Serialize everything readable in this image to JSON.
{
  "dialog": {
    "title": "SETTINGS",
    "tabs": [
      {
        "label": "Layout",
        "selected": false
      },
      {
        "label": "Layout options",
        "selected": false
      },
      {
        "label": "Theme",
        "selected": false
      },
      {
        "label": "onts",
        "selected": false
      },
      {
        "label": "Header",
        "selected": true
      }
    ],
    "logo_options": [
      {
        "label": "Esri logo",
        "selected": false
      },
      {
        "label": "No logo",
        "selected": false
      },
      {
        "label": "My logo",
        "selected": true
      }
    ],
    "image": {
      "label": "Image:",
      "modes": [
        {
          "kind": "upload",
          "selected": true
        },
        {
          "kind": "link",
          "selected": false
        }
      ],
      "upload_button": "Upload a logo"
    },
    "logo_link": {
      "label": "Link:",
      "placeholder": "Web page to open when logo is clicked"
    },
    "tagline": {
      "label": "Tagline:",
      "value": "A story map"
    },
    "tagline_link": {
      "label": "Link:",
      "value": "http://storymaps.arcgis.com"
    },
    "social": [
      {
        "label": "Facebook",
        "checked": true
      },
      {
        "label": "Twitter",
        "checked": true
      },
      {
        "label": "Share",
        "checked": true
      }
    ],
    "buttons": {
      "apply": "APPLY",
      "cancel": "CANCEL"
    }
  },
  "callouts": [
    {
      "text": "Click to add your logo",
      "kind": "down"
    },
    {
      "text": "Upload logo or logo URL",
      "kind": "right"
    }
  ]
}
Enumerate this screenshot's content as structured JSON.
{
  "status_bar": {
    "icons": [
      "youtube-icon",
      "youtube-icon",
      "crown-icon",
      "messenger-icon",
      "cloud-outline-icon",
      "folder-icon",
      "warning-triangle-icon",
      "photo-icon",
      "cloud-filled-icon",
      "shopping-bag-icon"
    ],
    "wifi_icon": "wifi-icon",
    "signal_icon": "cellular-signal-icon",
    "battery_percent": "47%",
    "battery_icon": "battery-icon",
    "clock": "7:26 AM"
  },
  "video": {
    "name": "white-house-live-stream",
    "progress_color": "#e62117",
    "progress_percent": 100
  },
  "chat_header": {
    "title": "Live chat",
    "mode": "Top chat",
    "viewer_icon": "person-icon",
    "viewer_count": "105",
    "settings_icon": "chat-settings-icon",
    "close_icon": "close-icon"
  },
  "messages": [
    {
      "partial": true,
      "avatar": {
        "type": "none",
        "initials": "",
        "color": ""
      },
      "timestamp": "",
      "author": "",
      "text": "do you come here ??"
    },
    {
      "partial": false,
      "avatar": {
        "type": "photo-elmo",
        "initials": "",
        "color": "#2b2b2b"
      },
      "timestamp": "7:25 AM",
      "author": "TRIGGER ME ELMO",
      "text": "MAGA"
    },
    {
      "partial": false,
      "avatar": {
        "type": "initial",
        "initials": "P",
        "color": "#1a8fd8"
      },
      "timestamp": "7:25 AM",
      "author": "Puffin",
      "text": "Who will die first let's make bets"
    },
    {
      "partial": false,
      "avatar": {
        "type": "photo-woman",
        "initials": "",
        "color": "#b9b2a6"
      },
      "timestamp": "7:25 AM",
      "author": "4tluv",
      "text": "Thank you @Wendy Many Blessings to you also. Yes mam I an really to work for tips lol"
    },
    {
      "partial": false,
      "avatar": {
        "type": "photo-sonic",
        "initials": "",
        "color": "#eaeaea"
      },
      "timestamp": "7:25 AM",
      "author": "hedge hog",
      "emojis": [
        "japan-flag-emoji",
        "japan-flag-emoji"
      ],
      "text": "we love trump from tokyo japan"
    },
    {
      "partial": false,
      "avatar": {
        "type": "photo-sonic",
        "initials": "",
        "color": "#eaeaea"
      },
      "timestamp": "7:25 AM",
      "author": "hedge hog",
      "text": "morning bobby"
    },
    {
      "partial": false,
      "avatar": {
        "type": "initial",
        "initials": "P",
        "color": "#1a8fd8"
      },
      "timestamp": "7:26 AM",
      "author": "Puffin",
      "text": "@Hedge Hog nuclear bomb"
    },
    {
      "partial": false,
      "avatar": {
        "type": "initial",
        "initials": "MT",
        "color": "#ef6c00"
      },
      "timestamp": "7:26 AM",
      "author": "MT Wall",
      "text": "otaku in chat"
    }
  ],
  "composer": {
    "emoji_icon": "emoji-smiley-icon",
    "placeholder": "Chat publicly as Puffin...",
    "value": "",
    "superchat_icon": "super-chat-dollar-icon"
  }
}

===============

* [Exercise task]
Gather each line from the listing above that holds "value".

* [Result of the task]
      "value": "A story map"
      "value": "http://storymaps.arcgis.com"
    "value": "",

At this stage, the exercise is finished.